**SHORT PROBLEM**: Copy out every line that contains "into".

**MATERIAL TO PROCESS**:
=-=-=

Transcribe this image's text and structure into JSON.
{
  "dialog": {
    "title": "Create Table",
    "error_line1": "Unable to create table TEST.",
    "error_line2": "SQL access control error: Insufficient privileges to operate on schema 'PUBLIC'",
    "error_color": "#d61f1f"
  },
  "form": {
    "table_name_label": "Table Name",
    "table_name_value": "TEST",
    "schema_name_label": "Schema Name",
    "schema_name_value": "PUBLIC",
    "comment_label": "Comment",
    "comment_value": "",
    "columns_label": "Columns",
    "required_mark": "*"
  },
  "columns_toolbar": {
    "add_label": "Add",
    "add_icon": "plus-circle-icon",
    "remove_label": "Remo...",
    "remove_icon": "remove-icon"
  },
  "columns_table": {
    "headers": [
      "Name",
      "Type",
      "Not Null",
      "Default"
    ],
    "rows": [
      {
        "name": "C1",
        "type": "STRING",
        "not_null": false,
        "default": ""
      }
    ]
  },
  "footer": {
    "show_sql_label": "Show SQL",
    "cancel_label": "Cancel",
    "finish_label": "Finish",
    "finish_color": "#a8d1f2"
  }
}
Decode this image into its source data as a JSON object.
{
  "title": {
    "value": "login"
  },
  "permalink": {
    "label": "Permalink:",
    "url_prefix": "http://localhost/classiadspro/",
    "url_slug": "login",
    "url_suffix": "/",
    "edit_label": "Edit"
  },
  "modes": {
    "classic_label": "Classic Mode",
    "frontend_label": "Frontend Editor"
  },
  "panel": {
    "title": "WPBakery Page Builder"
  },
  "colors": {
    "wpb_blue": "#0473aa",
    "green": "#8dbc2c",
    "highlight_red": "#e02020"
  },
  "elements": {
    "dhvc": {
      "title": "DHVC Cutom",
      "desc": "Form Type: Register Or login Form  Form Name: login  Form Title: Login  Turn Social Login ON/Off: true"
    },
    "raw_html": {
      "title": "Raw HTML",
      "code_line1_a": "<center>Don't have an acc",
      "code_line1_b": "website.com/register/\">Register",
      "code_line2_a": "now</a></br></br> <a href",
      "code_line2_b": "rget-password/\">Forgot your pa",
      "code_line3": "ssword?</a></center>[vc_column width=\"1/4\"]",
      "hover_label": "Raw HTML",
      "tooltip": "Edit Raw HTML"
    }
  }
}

=-=-=

**TASK RESPONSE**:
Transcribe this image's text and structure into JSON.
Decode this image into its source data as a JSON object.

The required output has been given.